■ Goal
Reproduce the data below in full and exclude every picture.

═══ Extracted material ═══

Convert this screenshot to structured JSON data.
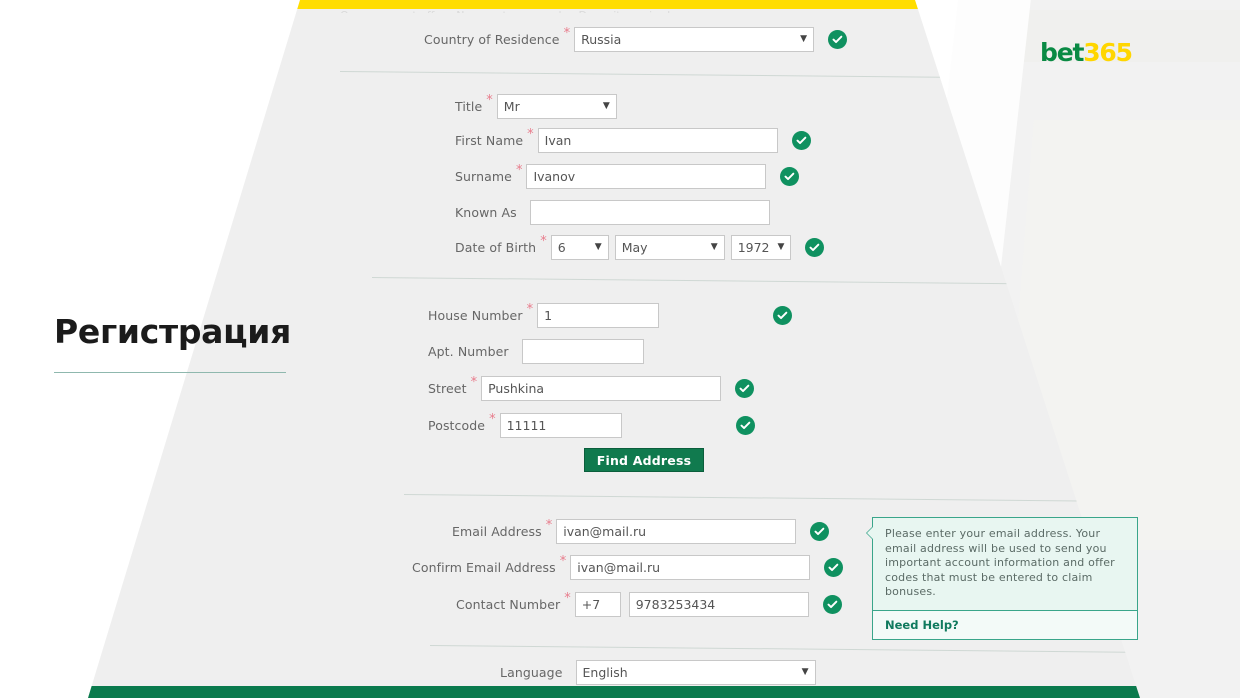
{
  "brand": {
    "logo_text_primary": "bet",
    "logo_text_secondary": "365",
    "green": "#0a8a44",
    "yellow": "#ffd600"
  },
  "page": {
    "title": "Регистрация"
  },
  "banner": {
    "clipped_text": "Open account offer   ·   New customers only   ·   Deposit required"
  },
  "form": {
    "required_marker": "*",
    "sections": [
      {
        "id": "residence",
        "fields": [
          {
            "label": "Country of Residence",
            "required": true,
            "type": "select",
            "value": "Russia",
            "valid": true
          }
        ]
      },
      {
        "id": "personal",
        "fields": [
          {
            "label": "Title",
            "required": true,
            "type": "select",
            "value": "Mr",
            "valid": false
          },
          {
            "label": "First Name",
            "required": true,
            "type": "text",
            "value": "Ivan",
            "valid": true
          },
          {
            "label": "Surname",
            "required": true,
            "type": "text",
            "value": "Ivanov",
            "valid": true
          },
          {
            "label": "Known As",
            "required": false,
            "type": "text",
            "value": "",
            "valid": false
          },
          {
            "label": "Date of Birth",
            "required": true,
            "type": "date",
            "day": "6",
            "month": "May",
            "year": "1972",
            "valid": true
          }
        ]
      },
      {
        "id": "address",
        "fields": [
          {
            "label": "House Number",
            "required": true,
            "type": "text",
            "value": "1",
            "valid": true
          },
          {
            "label": "Apt. Number",
            "required": false,
            "type": "text",
            "value": "",
            "valid": false
          },
          {
            "label": "Street",
            "required": true,
            "type": "text",
            "value": "Pushkina",
            "valid": true
          },
          {
            "label": "Postcode",
            "required": true,
            "type": "text",
            "value": "11111",
            "valid": true
          }
        ],
        "button": "Find Address"
      },
      {
        "id": "contact",
        "fields": [
          {
            "label": "Email Address",
            "required": true,
            "type": "text",
            "value": "ivan@mail.ru",
            "valid": true
          },
          {
            "label": "Confirm Email Address",
            "required": true,
            "type": "text",
            "value": "ivan@mail.ru",
            "valid": true
          },
          {
            "label": "Contact Number",
            "required": true,
            "type": "phone",
            "dial_code": "+7",
            "value": "9783253434",
            "valid": true
          }
        ]
      },
      {
        "id": "prefs",
        "fields": [
          {
            "label": "Language",
            "required": false,
            "type": "select",
            "value": "English",
            "valid": false
          }
        ]
      }
    ]
  },
  "tooltip": {
    "body": "Please enter your email address. Your email address will be used to send you important account information and offer codes that must be entered to claim bonuses.",
    "help_link": "Need Help?"
  },
  "icons": {
    "valid": "check-circle-icon",
    "dropdown": "▼"
  }
}
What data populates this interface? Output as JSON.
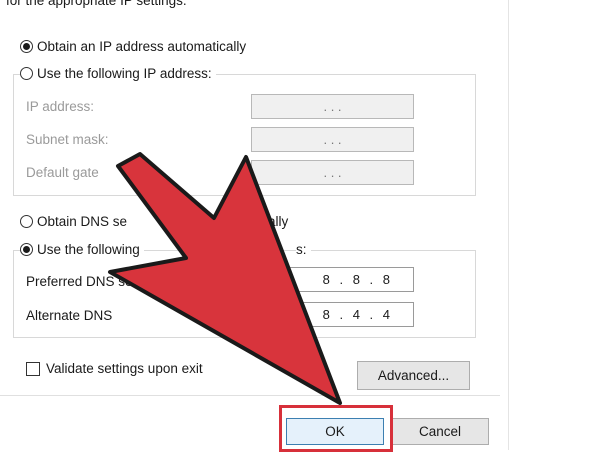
{
  "header_text": "for the appropriate IP settings.",
  "ip_section": {
    "auto_label": "Obtain an IP address automatically",
    "manual_label": "Use the following IP address:",
    "fields": [
      {
        "label": "IP address:",
        "value": ".    .    ."
      },
      {
        "label": "Subnet mask:",
        "value": ".    .    ."
      },
      {
        "label": "Default gate",
        "value": ".    .    ."
      }
    ]
  },
  "dns_section": {
    "auto_label": "Obtain DNS se",
    "auto_label_tail": "ally",
    "manual_label": "Use the following",
    "manual_label_tail": "s:",
    "preferred_label": "Preferred DNS serv",
    "preferred_value": "8 . 8 . 8",
    "alternate_label": "Alternate DNS",
    "alternate_value": "8 . 4 . 4"
  },
  "validate_label": "Validate settings upon exit",
  "buttons": {
    "advanced": "Advanced...",
    "ok": "OK",
    "cancel": "Cancel"
  },
  "colors": {
    "arrow_fill": "#d8343c",
    "highlight": "#d7303a"
  }
}
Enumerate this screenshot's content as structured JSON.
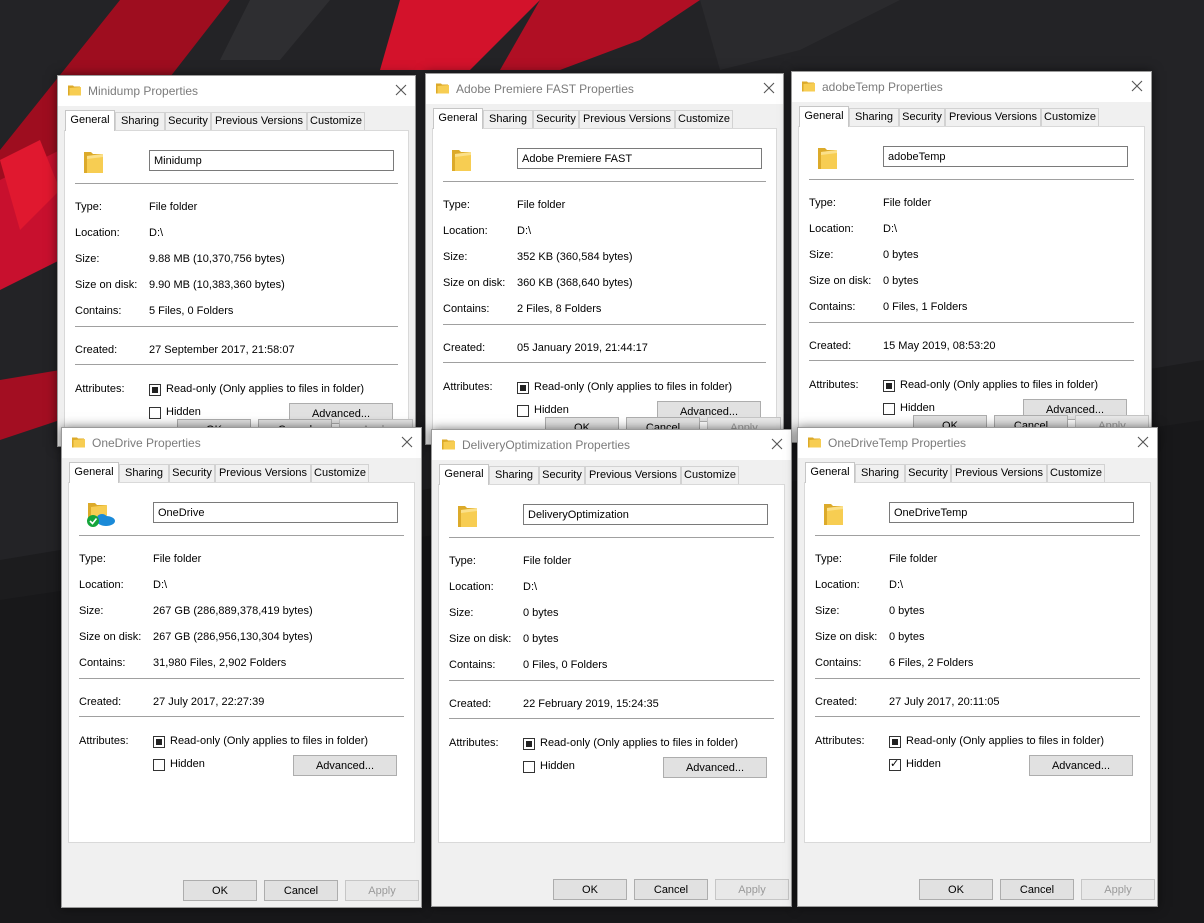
{
  "labels": {
    "type": "Type:",
    "location": "Location:",
    "size": "Size:",
    "size_on_disk": "Size on disk:",
    "contains": "Contains:",
    "created": "Created:",
    "attributes": "Attributes:",
    "readonly": "Read-only (Only applies to files in folder)",
    "hidden": "Hidden",
    "advanced": "Advanced..."
  },
  "tabs": [
    "General",
    "Sharing",
    "Security",
    "Previous Versions",
    "Customize"
  ],
  "buttons": {
    "ok": "OK",
    "cancel": "Cancel",
    "apply": "Apply"
  },
  "windows": [
    {
      "title": "Minidump Properties",
      "icon": "folder-icon",
      "name": "Minidump",
      "type": "File folder",
      "location": "D:\\",
      "size": "9.88 MB (10,370,756 bytes)",
      "size_on_disk": "9.90 MB (10,383,360 bytes)",
      "contains": "5 Files, 0 Folders",
      "created": "27 September 2017, 21:58:07",
      "readonly_state": "indeterminate",
      "hidden_checked": false
    },
    {
      "title": "Adobe Premiere FAST Properties",
      "icon": "folder-icon",
      "name": "Adobe Premiere FAST",
      "type": "File folder",
      "location": "D:\\",
      "size": "352 KB (360,584 bytes)",
      "size_on_disk": "360 KB (368,640 bytes)",
      "contains": "2 Files, 8 Folders",
      "created": "05 January 2019, 21:44:17",
      "readonly_state": "indeterminate",
      "hidden_checked": false
    },
    {
      "title": "adobeTemp Properties",
      "icon": "folder-icon",
      "name": "adobeTemp",
      "type": "File folder",
      "location": "D:\\",
      "size": "0 bytes",
      "size_on_disk": "0 bytes",
      "contains": "0 Files, 1 Folders",
      "created": "15 May 2019, 08:53:20",
      "readonly_state": "indeterminate",
      "hidden_checked": false
    },
    {
      "title": "OneDrive Properties",
      "icon": "onedrive-folder-icon",
      "name": "OneDrive",
      "type": "File folder",
      "location": "D:\\",
      "size": "267 GB (286,889,378,419 bytes)",
      "size_on_disk": "267 GB (286,956,130,304 bytes)",
      "contains": "31,980 Files, 2,902 Folders",
      "created": "27 July 2017, 22:27:39",
      "readonly_state": "indeterminate",
      "hidden_checked": false
    },
    {
      "title": "DeliveryOptimization Properties",
      "icon": "folder-icon",
      "name": "DeliveryOptimization",
      "type": "File folder",
      "location": "D:\\",
      "size": "0 bytes",
      "size_on_disk": "0 bytes",
      "contains": "0 Files, 0 Folders",
      "created": "22 February 2019, 15:24:35",
      "readonly_state": "indeterminate",
      "hidden_checked": false
    },
    {
      "title": "OneDriveTemp Properties",
      "icon": "folder-icon",
      "name": "OneDriveTemp",
      "type": "File folder",
      "location": "D:\\",
      "size": "0 bytes",
      "size_on_disk": "0 bytes",
      "contains": "6 Files, 2 Folders",
      "created": "27 July 2017, 20:11:05",
      "readonly_state": "indeterminate",
      "hidden_checked": true
    }
  ],
  "colors": {
    "background": "#1d1d1f",
    "accent_red": "#c8102e",
    "folder_yellow": "#f5c842",
    "window_bg": "#f0f0f0"
  }
}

═══

■ Full answer
Convert this screenshot to structured JSON data.
{
  "brand": {
    "logo_text_primary": "bet",
    "logo_text_secondary": "365",
    "green": "#0a8a44",
    "yellow": "#ffd600"
  },
  "page": {
    "title": "Регистрация"
  },
  "banner": {
    "clipped_text": "Open account offer   ·   New customers only   ·   Deposit required"
  },
  "form": {
    "required_marker": "*",
    "sections": [
      {
        "id": "residence",
        "fields": [
          {
            "label": "Country of Residence",
            "required": true,
            "type": "select",
            "value": "Russia",
            "valid": true
          }
        ]
      },
      {
        "id": "personal",
        "fields": [
          {
            "label": "Title",
            "required": true,
            "type": "select",
            "value": "Mr",
            "valid": false
          },
          {
            "label": "First Name",
            "required": true,
            "type": "text",
            "value": "Ivan",
            "valid": true
          },
          {
            "label": "Surname",
            "required": true,
            "type": "text",
            "value": "Ivanov",
            "valid": true
          },
          {
            "label": "Known As",
            "required": false,
            "type": "text",
            "value": "",
            "valid": false
          },
          {
            "label": "Date of Birth",
            "required": true,
            "type": "date",
            "day": "6",
            "month": "May",
            "year": "1972",
            "valid": true
          }
        ]
      },
      {
        "id": "address",
        "fields": [
          {
            "label": "House Number",
            "required": true,
            "type": "text",
            "value": "1",
            "valid": true
          },
          {
            "label": "Apt. Number",
            "required": false,
            "type": "text",
            "value": "",
            "valid": false
          },
          {
            "label": "Street",
            "required": true,
            "type": "text",
            "value": "Pushkina",
            "valid": true
          },
          {
            "label": "Postcode",
            "required": true,
            "type": "text",
            "value": "11111",
            "valid": true
          }
        ],
        "button": "Find Address"
      },
      {
        "id": "contact",
        "fields": [
          {
            "label": "Email Address",
            "required": true,
            "type": "text",
            "value": "ivan@mail.ru",
            "valid": true
          },
          {
            "label": "Confirm Email Address",
            "required": true,
            "type": "text",
            "value": "ivan@mail.ru",
            "valid": true
          },
          {
            "label": "Contact Number",
            "required": true,
            "type": "phone",
            "dial_code": "+7",
            "value": "9783253434",
            "valid": true
          }
        ]
      },
      {
        "id": "prefs",
        "fields": [
          {
            "label": "Language",
            "required": false,
            "type": "select",
            "value": "English",
            "valid": false
          }
        ]
      }
    ]
  },
  "tooltip": {
    "body": "Please enter your email address. Your email address will be used to send you important account information and offer codes that must be entered to claim bonuses.",
    "help_link": "Need Help?"
  },
  "icons": {
    "valid": "check-circle-icon",
    "dropdown": "▼"
  }
}
What data populates this interface? Output as JSON.
{
  "header_text": "for the appropriate IP settings.",
  "ip_section": {
    "auto_label": "Obtain an IP address automatically",
    "manual_label": "Use the following IP address:",
    "fields": [
      {
        "label": "IP address:",
        "value": ".    .    ."
      },
      {
        "label": "Subnet mask:",
        "value": ".    .    ."
      },
      {
        "label": "Default gate",
        "value": ".    .    ."
      }
    ]
  },
  "dns_section": {
    "auto_label": "Obtain DNS se",
    "auto_label_tail": "ally",
    "manual_label": "Use the following",
    "manual_label_tail": "s:",
    "preferred_label": "Preferred DNS serv",
    "preferred_value": "8 . 8 . 8",
    "alternate_label": "Alternate DNS",
    "alternate_value": "8 . 4 . 4"
  },
  "validate_label": "Validate settings upon exit",
  "buttons": {
    "advanced": "Advanced...",
    "ok": "OK",
    "cancel": "Cancel"
  },
  "colors": {
    "arrow_fill": "#d8343c",
    "highlight": "#d7303a"
  }
}
Enumerate this screenshot's content as structured JSON.
{
  "labels": {
    "type": "Type:",
    "location": "Location:",
    "size": "Size:",
    "size_on_disk": "Size on disk:",
    "contains": "Contains:",
    "created": "Created:",
    "attributes": "Attributes:",
    "readonly": "Read-only (Only applies to files in folder)",
    "hidden": "Hidden",
    "advanced": "Advanced..."
  },
  "tabs": [
    "General",
    "Sharing",
    "Security",
    "Previous Versions",
    "Customize"
  ],
  "buttons": {
    "ok": "OK",
    "cancel": "Cancel",
    "apply": "Apply"
  },
  "windows": [
    {
      "title": "Minidump Properties",
      "icon": "folder-icon",
      "name": "Minidump",
      "type": "File folder",
      "location": "D:\\",
      "size": "9.88 MB (10,370,756 bytes)",
      "size_on_disk": "9.90 MB (10,383,360 bytes)",
      "contains": "5 Files, 0 Folders",
      "created": "27 September 2017, 21:58:07",
      "readonly_state": "indeterminate",
      "hidden_checked": false
    },
    {
      "title": "Adobe Premiere FAST Properties",
      "icon": "folder-icon",
      "name": "Adobe Premiere FAST",
      "type": "File folder",
      "location": "D:\\",
      "size": "352 KB (360,584 bytes)",
      "size_on_disk": "360 KB (368,640 bytes)",
      "contains": "2 Files, 8 Folders",
      "created": "05 January 2019, 21:44:17",
      "readonly_state": "indeterminate",
      "hidden_checked": false
    },
    {
      "title": "adobeTemp Properties",
      "icon": "folder-icon",
      "name": "adobeTemp",
      "type": "File folder",
      "location": "D:\\",
      "size": "0 bytes",
      "size_on_disk": "0 bytes",
      "contains": "0 Files, 1 Folders",
      "created": "15 May 2019, 08:53:20",
      "readonly_state": "indeterminate",
      "hidden_checked": false
    },
    {
      "title": "OneDrive Properties",
      "icon": "onedrive-folder-icon",
      "name": "OneDrive",
      "type": "File folder",
      "location": "D:\\",
      "size": "267 GB (286,889,378,419 bytes)",
      "size_on_disk": "267 GB (286,956,130,304 bytes)",
      "contains": "31,980 Files, 2,902 Folders",
      "created": "27 July 2017, 22:27:39",
      "readonly_state": "indeterminate",
      "hidden_checked": false
    },
    {
      "title": "DeliveryOptimization Properties",
      "icon": "folder-icon",
      "name": "DeliveryOptimization",
      "type": "File folder",
      "location": "D:\\",
      "size": "0 bytes",
      "size_on_disk": "0 bytes",
      "contains": "0 Files, 0 Folders",
      "created": "22 February 2019, 15:24:35",
      "readonly_state": "indeterminate",
      "hidden_checked": false
    },
    {
      "title": "OneDriveTemp Properties",
      "icon": "folder-icon",
      "name": "OneDriveTemp",
      "type": "File folder",
      "location": "D:\\",
      "size": "0 bytes",
      "size_on_disk": "0 bytes",
      "contains": "6 Files, 2 Folders",
      "created": "27 July 2017, 20:11:05",
      "readonly_state": "indeterminate",
      "hidden_checked": true
    }
  ],
  "colors": {
    "background": "#1d1d1f",
    "accent_red": "#c8102e",
    "folder_yellow": "#f5c842",
    "window_bg": "#f0f0f0"
  }
}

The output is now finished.